--- Start of Record list ---

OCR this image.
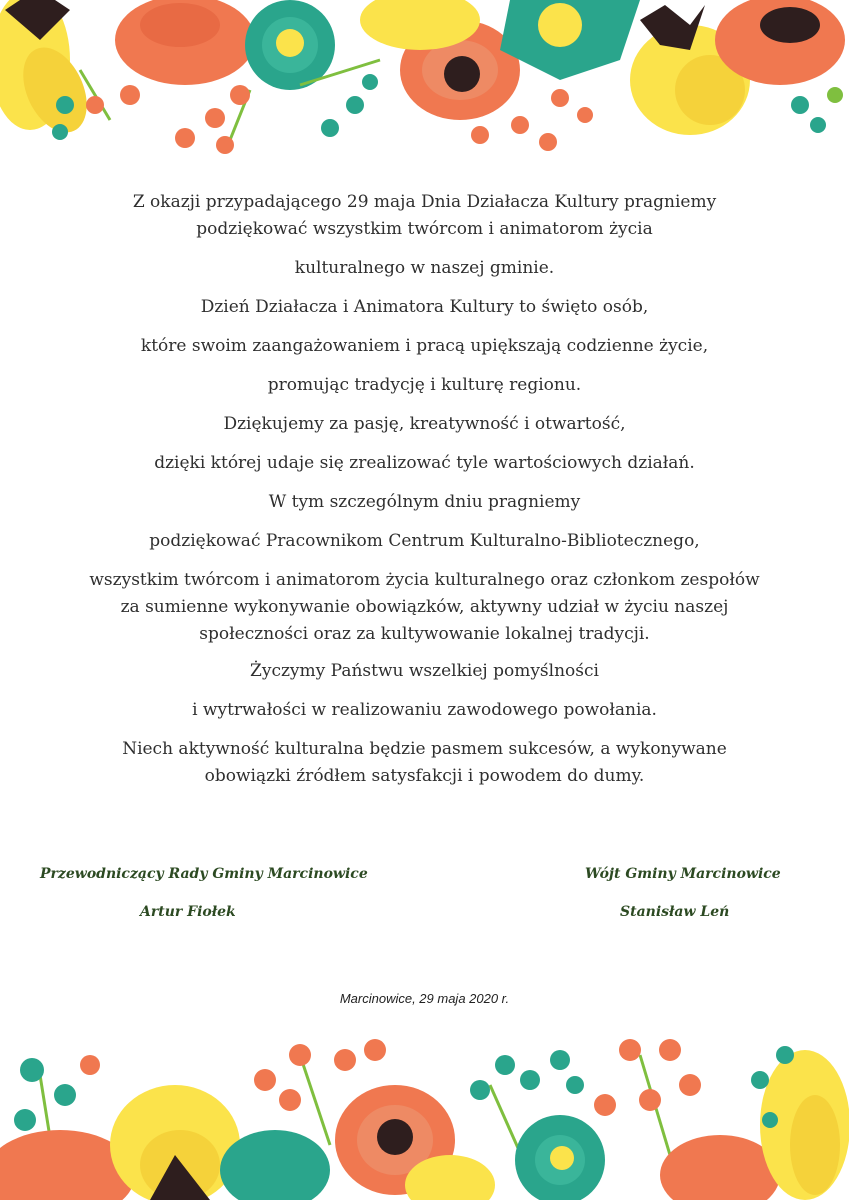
Z okazji przypadającego 29 maja Dnia Działacza Kultury pragniemy
podziękować wszystkim twórcom i animatorom życia
kulturalnego w naszej gminie.
Dzień Działacza i Animatora Kultury to święto osób,
które swoim zaangażowaniem i pracą upiększają codzienne życie,
promując tradycję i kulturę regionu.
Dziękujemy za pasję, kreatywność i otwartość,
dzięki której udaje się zrealizować tyle wartościowych działań.
W tym szczególnym dniu pragniemy
podziękować Pracownikom Centrum Kulturalno-Bibliotecznego,
wszystkim twórcom i animatorom życia kulturalnego oraz członkom zespołów
za sumienne wykonywanie obowiązków, aktywny udział w życiu naszej
społeczności oraz za kultywowanie lokalnej tradycji.
Życzymy Państwu wszelkiej pomyślności
i wytrwałości w realizowaniu zawodowego powołania.
Niech aktywność kulturalna będzie pasmem sukcesów, a wykonywane
obowiązki źródłem satysfakcji i powodem do dumy.
Przewodniczący Rady Gminy Marcinowice
Artur Fiołek
Wójt Gminy Marcinowice
Stanisław Leń
Marcinowice, 29 maja 2020 r.
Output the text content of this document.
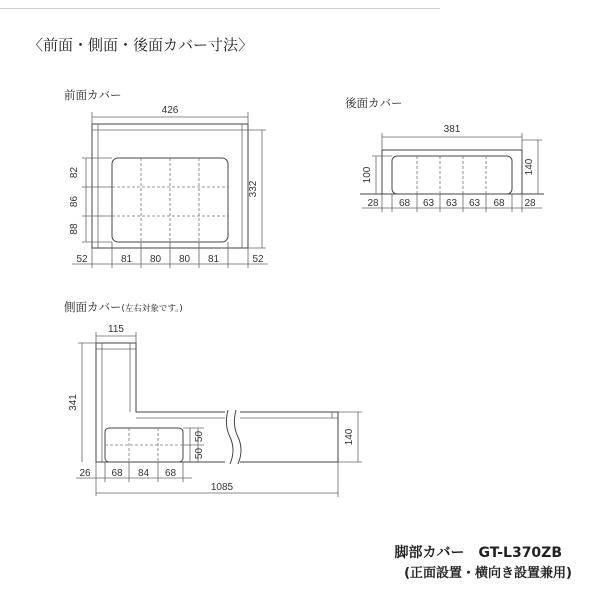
〈前面・側面・後面カバー寸法〉
前面カバー
426
82
86
88
332
52	81 80 80 81	52
後面カバー
381
100	140
28 68 63 63 63 68 28
側面カバー(左右対象です。)
115
341
50
50
140
26 68 84 68
1085
脚部カバー　GT-L370ZB
(正面設置・横向き設置兼用)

--- End of Record list ---

Requirement
Using the material above, state how many lines include the string "kulturalnego". Answer with a single number.

The result
2